Raw data:
════

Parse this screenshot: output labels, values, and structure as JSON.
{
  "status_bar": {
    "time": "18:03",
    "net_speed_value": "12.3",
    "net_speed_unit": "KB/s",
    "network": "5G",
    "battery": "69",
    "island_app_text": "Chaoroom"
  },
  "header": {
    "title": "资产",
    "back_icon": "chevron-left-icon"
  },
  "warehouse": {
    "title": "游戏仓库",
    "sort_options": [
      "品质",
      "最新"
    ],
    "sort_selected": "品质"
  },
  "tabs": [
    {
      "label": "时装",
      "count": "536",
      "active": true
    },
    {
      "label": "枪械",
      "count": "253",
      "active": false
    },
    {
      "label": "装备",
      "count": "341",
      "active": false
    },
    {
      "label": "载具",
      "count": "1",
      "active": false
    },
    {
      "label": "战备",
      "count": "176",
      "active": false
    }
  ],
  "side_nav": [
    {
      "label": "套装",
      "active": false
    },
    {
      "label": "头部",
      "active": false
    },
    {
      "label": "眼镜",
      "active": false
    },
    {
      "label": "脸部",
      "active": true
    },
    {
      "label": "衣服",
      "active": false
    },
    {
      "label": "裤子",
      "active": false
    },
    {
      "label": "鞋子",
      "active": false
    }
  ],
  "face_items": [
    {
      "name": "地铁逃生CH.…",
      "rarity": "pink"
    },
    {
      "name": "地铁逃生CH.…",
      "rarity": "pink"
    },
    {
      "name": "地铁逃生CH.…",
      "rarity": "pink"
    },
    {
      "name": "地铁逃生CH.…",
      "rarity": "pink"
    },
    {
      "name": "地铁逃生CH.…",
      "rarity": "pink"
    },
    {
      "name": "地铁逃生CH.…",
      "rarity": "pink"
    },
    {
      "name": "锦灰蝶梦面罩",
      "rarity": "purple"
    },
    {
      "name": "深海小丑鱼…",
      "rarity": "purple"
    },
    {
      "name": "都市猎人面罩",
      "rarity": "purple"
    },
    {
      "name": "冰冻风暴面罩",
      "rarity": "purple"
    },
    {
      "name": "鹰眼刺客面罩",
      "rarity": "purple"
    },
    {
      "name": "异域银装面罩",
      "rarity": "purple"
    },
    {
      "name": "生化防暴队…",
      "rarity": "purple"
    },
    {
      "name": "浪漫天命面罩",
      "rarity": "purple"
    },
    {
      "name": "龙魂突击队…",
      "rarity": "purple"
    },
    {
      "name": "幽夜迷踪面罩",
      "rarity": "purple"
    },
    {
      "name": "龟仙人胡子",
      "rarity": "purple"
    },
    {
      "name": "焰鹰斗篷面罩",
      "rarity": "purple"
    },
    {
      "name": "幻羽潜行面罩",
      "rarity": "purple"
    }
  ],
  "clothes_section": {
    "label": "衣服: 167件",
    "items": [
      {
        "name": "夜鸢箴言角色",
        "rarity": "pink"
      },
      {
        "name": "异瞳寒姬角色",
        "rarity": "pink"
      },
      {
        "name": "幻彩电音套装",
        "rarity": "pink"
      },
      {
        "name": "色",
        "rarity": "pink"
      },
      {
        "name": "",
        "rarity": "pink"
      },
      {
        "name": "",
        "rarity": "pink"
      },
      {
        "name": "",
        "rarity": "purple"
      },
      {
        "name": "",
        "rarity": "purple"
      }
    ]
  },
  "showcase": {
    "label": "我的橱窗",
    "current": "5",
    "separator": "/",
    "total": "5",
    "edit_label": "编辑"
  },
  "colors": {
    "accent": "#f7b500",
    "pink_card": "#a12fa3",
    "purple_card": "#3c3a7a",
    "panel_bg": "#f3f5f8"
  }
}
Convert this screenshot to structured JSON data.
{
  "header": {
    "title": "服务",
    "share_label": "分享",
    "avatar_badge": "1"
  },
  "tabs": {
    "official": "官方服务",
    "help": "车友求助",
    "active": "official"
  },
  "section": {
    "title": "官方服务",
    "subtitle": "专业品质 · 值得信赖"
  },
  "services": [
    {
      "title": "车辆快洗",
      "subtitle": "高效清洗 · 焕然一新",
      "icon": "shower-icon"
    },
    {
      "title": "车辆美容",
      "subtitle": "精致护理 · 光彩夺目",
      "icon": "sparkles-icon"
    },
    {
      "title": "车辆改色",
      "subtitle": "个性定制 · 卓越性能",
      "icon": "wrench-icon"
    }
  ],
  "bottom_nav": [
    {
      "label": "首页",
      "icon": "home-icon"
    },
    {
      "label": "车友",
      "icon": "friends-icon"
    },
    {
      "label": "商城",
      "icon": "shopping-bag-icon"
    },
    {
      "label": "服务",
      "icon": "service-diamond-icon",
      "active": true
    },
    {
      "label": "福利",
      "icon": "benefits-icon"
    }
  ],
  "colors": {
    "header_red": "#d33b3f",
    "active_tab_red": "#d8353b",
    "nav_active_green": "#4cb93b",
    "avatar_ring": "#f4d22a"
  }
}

════

Stated problem: Each entry above needs to be retyped exactly.

Written answer:
Parse this screenshot: output labels, values, and structure as JSON.
{
  "status_bar": {
    "time": "18:03",
    "net_speed_value": "12.3",
    "net_speed_unit": "KB/s",
    "network": "5G",
    "battery": "69",
    "island_app_text": "Chaoroom"
  },
  "header": {
    "title": "资产",
    "back_icon": "chevron-left-icon"
  },
  "warehouse": {
    "title": "游戏仓库",
    "sort_options": [
      "品质",
      "最新"
    ],
    "sort_selected": "品质"
  },
  "tabs": [
    {
      "label": "时装",
      "count": "536",
      "active": true
    },
    {
      "label": "枪械",
      "count": "253",
      "active": false
    },
    {
      "label": "装备",
      "count": "341",
      "active": false
    },
    {
      "label": "载具",
      "count": "1",
      "active": false
    },
    {
      "label": "战备",
      "count": "176",
      "active": false
    }
  ],
  "side_nav": [
    {
      "label": "套装",
      "active": false
    },
    {
      "label": "头部",
      "active": false
    },
    {
      "label": "眼镜",
      "active": false
    },
    {
      "label": "脸部",
      "active": true
    },
    {
      "label": "衣服",
      "active": false
    },
    {
      "label": "裤子",
      "active": false
    },
    {
      "label": "鞋子",
      "active": false
    }
  ],
  "face_items": [
    {
      "name": "地铁逃生CH.…",
      "rarity": "pink"
    },
    {
      "name": "地铁逃生CH.…",
      "rarity": "pink"
    },
    {
      "name": "地铁逃生CH.…",
      "rarity": "pink"
    },
    {
      "name": "地铁逃生CH.…",
      "rarity": "pink"
    },
    {
      "name": "地铁逃生CH.…",
      "rarity": "pink"
    },
    {
      "name": "地铁逃生CH.…",
      "rarity": "pink"
    },
    {
      "name": "锦灰蝶梦面罩",
      "rarity": "purple"
    },
    {
      "name": "深海小丑鱼…",
      "rarity": "purple"
    },
    {
      "name": "都市猎人面罩",
      "rarity": "purple"
    },
    {
      "name": "冰冻风暴面罩",
      "rarity": "purple"
    },
    {
      "name": "鹰眼刺客面罩",
      "rarity": "purple"
    },
    {
      "name": "异域银装面罩",
      "rarity": "purple"
    },
    {
      "name": "生化防暴队…",
      "rarity": "purple"
    },
    {
      "name": "浪漫天命面罩",
      "rarity": "purple"
    },
    {
      "name": "龙魂突击队…",
      "rarity": "purple"
    },
    {
      "name": "幽夜迷踪面罩",
      "rarity": "purple"
    },
    {
      "name": "龟仙人胡子",
      "rarity": "purple"
    },
    {
      "name": "焰鹰斗篷面罩",
      "rarity": "purple"
    },
    {
      "name": "幻羽潜行面罩",
      "rarity": "purple"
    }
  ],
  "clothes_section": {
    "label": "衣服: 167件",
    "items": [
      {
        "name": "夜鸢箴言角色",
        "rarity": "pink"
      },
      {
        "name": "异瞳寒姬角色",
        "rarity": "pink"
      },
      {
        "name": "幻彩电音套装",
        "rarity": "pink"
      },
      {
        "name": "色",
        "rarity": "pink"
      },
      {
        "name": "",
        "rarity": "pink"
      },
      {
        "name": "",
        "rarity": "pink"
      },
      {
        "name": "",
        "rarity": "purple"
      },
      {
        "name": "",
        "rarity": "purple"
      }
    ]
  },
  "showcase": {
    "label": "我的橱窗",
    "current": "5",
    "separator": "/",
    "total": "5",
    "edit_label": "编辑"
  },
  "colors": {
    "accent": "#f7b500",
    "pink_card": "#a12fa3",
    "purple_card": "#3c3a7a",
    "panel_bg": "#f3f5f8"
  }
}
Convert this screenshot to structured JSON data.
{
  "header": {
    "title": "服务",
    "share_label": "分享",
    "avatar_badge": "1"
  },
  "tabs": {
    "official": "官方服务",
    "help": "车友求助",
    "active": "official"
  },
  "section": {
    "title": "官方服务",
    "subtitle": "专业品质 · 值得信赖"
  },
  "services": [
    {
      "title": "车辆快洗",
      "subtitle": "高效清洗 · 焕然一新",
      "icon": "shower-icon"
    },
    {
      "title": "车辆美容",
      "subtitle": "精致护理 · 光彩夺目",
      "icon": "sparkles-icon"
    },
    {
      "title": "车辆改色",
      "subtitle": "个性定制 · 卓越性能",
      "icon": "wrench-icon"
    }
  ],
  "bottom_nav": [
    {
      "label": "首页",
      "icon": "home-icon"
    },
    {
      "label": "车友",
      "icon": "friends-icon"
    },
    {
      "label": "商城",
      "icon": "shopping-bag-icon"
    },
    {
      "label": "服务",
      "icon": "service-diamond-icon",
      "active": true
    },
    {
      "label": "福利",
      "icon": "benefits-icon"
    }
  ],
  "colors": {
    "header_red": "#d33b3f",
    "active_tab_red": "#d8353b",
    "nav_active_green": "#4cb93b",
    "avatar_ring": "#f4d22a"
  }
}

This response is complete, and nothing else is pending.